(Extracted records)
- - - -

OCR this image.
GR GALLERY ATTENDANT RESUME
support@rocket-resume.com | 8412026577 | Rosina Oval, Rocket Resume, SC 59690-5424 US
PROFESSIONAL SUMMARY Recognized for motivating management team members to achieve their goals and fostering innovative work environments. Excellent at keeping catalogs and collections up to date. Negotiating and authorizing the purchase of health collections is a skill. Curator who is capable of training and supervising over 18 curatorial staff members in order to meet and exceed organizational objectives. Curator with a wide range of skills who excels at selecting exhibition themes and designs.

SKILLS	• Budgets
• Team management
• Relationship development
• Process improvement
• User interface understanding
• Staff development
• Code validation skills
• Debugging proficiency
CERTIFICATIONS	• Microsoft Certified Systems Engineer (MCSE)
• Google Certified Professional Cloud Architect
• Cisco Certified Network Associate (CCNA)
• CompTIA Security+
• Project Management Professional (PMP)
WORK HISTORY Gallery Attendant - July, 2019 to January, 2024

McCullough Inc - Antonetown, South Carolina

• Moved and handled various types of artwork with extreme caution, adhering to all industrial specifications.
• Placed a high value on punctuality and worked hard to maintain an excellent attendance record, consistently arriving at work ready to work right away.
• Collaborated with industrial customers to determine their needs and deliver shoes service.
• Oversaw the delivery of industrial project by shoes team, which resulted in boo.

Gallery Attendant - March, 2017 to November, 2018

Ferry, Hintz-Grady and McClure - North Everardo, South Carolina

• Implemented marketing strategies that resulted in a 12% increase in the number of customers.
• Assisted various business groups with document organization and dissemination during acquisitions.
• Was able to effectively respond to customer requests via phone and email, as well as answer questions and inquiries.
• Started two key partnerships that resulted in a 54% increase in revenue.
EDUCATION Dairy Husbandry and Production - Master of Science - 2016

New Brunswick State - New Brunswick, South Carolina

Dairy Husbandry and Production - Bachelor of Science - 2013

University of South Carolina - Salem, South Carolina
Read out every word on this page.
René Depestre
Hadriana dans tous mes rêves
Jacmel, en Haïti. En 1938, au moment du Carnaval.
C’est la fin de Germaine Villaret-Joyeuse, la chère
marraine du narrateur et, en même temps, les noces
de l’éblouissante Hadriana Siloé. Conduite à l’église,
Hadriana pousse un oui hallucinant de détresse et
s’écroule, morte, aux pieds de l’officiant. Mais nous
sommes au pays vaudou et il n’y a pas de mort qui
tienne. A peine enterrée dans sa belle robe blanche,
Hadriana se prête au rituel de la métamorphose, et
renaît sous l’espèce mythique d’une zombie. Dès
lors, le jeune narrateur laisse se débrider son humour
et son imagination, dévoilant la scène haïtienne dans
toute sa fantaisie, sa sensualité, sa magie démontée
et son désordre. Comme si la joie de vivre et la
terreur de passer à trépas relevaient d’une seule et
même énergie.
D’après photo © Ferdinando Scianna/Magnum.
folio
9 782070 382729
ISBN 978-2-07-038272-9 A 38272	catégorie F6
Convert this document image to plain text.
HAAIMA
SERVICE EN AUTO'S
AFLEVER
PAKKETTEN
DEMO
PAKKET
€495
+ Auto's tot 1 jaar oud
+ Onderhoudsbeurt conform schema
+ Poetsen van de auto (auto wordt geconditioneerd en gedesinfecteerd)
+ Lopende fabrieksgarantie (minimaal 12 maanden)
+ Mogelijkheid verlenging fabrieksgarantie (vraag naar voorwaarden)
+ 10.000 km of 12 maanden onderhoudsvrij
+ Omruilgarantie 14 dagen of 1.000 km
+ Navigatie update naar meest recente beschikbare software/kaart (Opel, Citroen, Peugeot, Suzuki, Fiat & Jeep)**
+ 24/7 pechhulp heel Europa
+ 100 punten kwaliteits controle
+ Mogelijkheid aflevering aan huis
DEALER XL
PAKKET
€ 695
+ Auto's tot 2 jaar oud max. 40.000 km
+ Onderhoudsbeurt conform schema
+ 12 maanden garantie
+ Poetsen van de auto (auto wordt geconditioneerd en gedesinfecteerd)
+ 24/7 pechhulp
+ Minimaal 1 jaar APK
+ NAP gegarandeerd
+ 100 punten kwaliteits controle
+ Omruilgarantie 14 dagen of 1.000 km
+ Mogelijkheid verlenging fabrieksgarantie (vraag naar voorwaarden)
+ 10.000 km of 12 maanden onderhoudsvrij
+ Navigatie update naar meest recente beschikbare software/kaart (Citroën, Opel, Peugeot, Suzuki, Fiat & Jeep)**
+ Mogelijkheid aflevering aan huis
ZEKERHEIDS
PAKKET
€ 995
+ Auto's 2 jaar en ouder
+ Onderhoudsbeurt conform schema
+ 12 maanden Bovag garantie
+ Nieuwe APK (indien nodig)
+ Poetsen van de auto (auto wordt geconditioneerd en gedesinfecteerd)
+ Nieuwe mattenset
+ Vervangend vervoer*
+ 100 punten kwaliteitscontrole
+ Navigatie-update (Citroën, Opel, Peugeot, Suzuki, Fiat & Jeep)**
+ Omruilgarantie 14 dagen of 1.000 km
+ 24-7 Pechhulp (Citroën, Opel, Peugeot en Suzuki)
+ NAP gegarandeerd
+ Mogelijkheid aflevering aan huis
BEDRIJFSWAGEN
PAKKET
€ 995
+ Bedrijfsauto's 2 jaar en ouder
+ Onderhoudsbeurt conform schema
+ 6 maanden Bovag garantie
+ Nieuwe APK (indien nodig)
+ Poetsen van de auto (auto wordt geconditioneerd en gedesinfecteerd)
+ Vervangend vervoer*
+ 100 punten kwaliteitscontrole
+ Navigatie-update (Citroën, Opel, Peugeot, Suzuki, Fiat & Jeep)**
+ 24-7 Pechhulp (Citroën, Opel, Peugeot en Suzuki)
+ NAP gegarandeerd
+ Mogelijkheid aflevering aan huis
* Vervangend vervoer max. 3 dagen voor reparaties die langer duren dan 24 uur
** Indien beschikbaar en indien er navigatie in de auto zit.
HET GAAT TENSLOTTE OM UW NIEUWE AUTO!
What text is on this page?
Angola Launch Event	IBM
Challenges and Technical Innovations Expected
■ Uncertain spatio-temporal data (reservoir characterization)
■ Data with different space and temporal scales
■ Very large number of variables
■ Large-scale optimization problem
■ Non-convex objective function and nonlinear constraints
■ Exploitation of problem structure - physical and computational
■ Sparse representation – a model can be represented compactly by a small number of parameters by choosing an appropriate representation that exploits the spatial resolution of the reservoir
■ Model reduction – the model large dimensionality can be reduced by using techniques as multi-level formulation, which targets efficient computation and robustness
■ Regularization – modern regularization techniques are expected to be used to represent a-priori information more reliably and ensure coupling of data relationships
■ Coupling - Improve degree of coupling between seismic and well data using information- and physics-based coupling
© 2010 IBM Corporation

- - - -

§ **THE PROBLEM**: Make an exact copy of every entry.

§ **SOLUTION TO THIS EXERCISE**:
OCR this image.
GR GALLERY ATTENDANT RESUME
support@rocket-resume.com | 8412026577 | Rosina Oval, Rocket Resume, SC 59690-5424 US
PROFESSIONAL SUMMARY Recognized for motivating management team members to achieve their goals and fostering innovative work environments. Excellent at keeping catalogs and collections up to date. Negotiating and authorizing the purchase of health collections is a skill. Curator who is capable of training and supervising over 18 curatorial staff members in order to meet and exceed organizational objectives. Curator with a wide range of skills who excels at selecting exhibition themes and designs.

SKILLS	• Budgets
• Team management
• Relationship development
• Process improvement
• User interface understanding
• Staff development
• Code validation skills
• Debugging proficiency
CERTIFICATIONS	• Microsoft Certified Systems Engineer (MCSE)
• Google Certified Professional Cloud Architect
• Cisco Certified Network Associate (CCNA)
• CompTIA Security+
• Project Management Professional (PMP)
WORK HISTORY Gallery Attendant - July, 2019 to January, 2024

McCullough Inc - Antonetown, South Carolina

• Moved and handled various types of artwork with extreme caution, adhering to all industrial specifications.
• Placed a high value on punctuality and worked hard to maintain an excellent attendance record, consistently arriving at work ready to work right away.
• Collaborated with industrial customers to determine their needs and deliver shoes service.
• Oversaw the delivery of industrial project by shoes team, which resulted in boo.

Gallery Attendant - March, 2017 to November, 2018

Ferry, Hintz-Grady and McClure - North Everardo, South Carolina

• Implemented marketing strategies that resulted in a 12% increase in the number of customers.
• Assisted various business groups with document organization and dissemination during acquisitions.
• Was able to effectively respond to customer requests via phone and email, as well as answer questions and inquiries.
• Started two key partnerships that resulted in a 54% increase in revenue.
EDUCATION Dairy Husbandry and Production - Master of Science - 2016

New Brunswick State - New Brunswick, South Carolina

Dairy Husbandry and Production - Bachelor of Science - 2013

University of South Carolina - Salem, South Carolina
Read out every word on this page.
René Depestre
Hadriana dans tous mes rêves
Jacmel, en Haïti. En 1938, au moment du Carnaval.
C’est la fin de Germaine Villaret-Joyeuse, la chère
marraine du narrateur et, en même temps, les noces
de l’éblouissante Hadriana Siloé. Conduite à l’église,
Hadriana pousse un oui hallucinant de détresse et
s’écroule, morte, aux pieds de l’officiant. Mais nous
sommes au pays vaudou et il n’y a pas de mort qui
tienne. A peine enterrée dans sa belle robe blanche,
Hadriana se prête au rituel de la métamorphose, et
renaît sous l’espèce mythique d’une zombie. Dès
lors, le jeune narrateur laisse se débrider son humour
et son imagination, dévoilant la scène haïtienne dans
toute sa fantaisie, sa sensualité, sa magie démontée
et son désordre. Comme si la joie de vivre et la
terreur de passer à trépas relevaient d’une seule et
même énergie.
D’après photo © Ferdinando Scianna/Magnum.
folio
9 782070 382729
ISBN 978-2-07-038272-9 A 38272	catégorie F6
Convert this document image to plain text.
HAAIMA
SERVICE EN AUTO'S
AFLEVER
PAKKETTEN
DEMO
PAKKET
€495
+ Auto's tot 1 jaar oud
+ Onderhoudsbeurt conform schema
+ Poetsen van de auto (auto wordt geconditioneerd en gedesinfecteerd)
+ Lopende fabrieksgarantie (minimaal 12 maanden)
+ Mogelijkheid verlenging fabrieksgarantie (vraag naar voorwaarden)
+ 10.000 km of 12 maanden onderhoudsvrij
+ Omruilgarantie 14 dagen of 1.000 km
+ Navigatie update naar meest recente beschikbare software/kaart (Opel, Citroen, Peugeot, Suzuki, Fiat & Jeep)**
+ 24/7 pechhulp heel Europa
+ 100 punten kwaliteits controle
+ Mogelijkheid aflevering aan huis
DEALER XL
PAKKET
€ 695
+ Auto's tot 2 jaar oud max. 40.000 km
+ Onderhoudsbeurt conform schema
+ 12 maanden garantie
+ Poetsen van de auto (auto wordt geconditioneerd en gedesinfecteerd)
+ 24/7 pechhulp
+ Minimaal 1 jaar APK
+ NAP gegarandeerd
+ 100 punten kwaliteits controle
+ Omruilgarantie 14 dagen of 1.000 km
+ Mogelijkheid verlenging fabrieksgarantie (vraag naar voorwaarden)
+ 10.000 km of 12 maanden onderhoudsvrij
+ Navigatie update naar meest recente beschikbare software/kaart (Citroën, Opel, Peugeot, Suzuki, Fiat & Jeep)**
+ Mogelijkheid aflevering aan huis
ZEKERHEIDS
PAKKET
€ 995
+ Auto's 2 jaar en ouder
+ Onderhoudsbeurt conform schema
+ 12 maanden Bovag garantie
+ Nieuwe APK (indien nodig)
+ Poetsen van de auto (auto wordt geconditioneerd en gedesinfecteerd)
+ Nieuwe mattenset
+ Vervangend vervoer*
+ 100 punten kwaliteitscontrole
+ Navigatie-update (Citroën, Opel, Peugeot, Suzuki, Fiat & Jeep)**
+ Omruilgarantie 14 dagen of 1.000 km
+ 24-7 Pechhulp (Citroën, Opel, Peugeot en Suzuki)
+ NAP gegarandeerd
+ Mogelijkheid aflevering aan huis
BEDRIJFSWAGEN
PAKKET
€ 995
+ Bedrijfsauto's 2 jaar en ouder
+ Onderhoudsbeurt conform schema
+ 6 maanden Bovag garantie
+ Nieuwe APK (indien nodig)
+ Poetsen van de auto (auto wordt geconditioneerd en gedesinfecteerd)
+ Vervangend vervoer*
+ 100 punten kwaliteitscontrole
+ Navigatie-update (Citroën, Opel, Peugeot, Suzuki, Fiat & Jeep)**
+ 24-7 Pechhulp (Citroën, Opel, Peugeot en Suzuki)
+ NAP gegarandeerd
+ Mogelijkheid aflevering aan huis
* Vervangend vervoer max. 3 dagen voor reparaties die langer duren dan 24 uur
** Indien beschikbaar en indien er navigatie in de auto zit.
HET GAAT TENSLOTTE OM UW NIEUWE AUTO!
What text is on this page?
Angola Launch Event	IBM
Challenges and Technical Innovations Expected
■ Uncertain spatio-temporal data (reservoir characterization)
■ Data with different space and temporal scales
■ Very large number of variables
■ Large-scale optimization problem
■ Non-convex objective function and nonlinear constraints
■ Exploitation of problem structure - physical and computational
■ Sparse representation – a model can be represented compactly by a small number of parameters by choosing an appropriate representation that exploits the spatial resolution of the reservoir
■ Model reduction – the model large dimensionality can be reduced by using techniques as multi-level formulation, which targets efficient computation and robustness
■ Regularization – modern regularization techniques are expected to be used to represent a-priori information more reliably and ensure coupling of data relationships
■ Coupling - Improve degree of coupling between seismic and well data using information- and physics-based coupling
© 2010 IBM Corporation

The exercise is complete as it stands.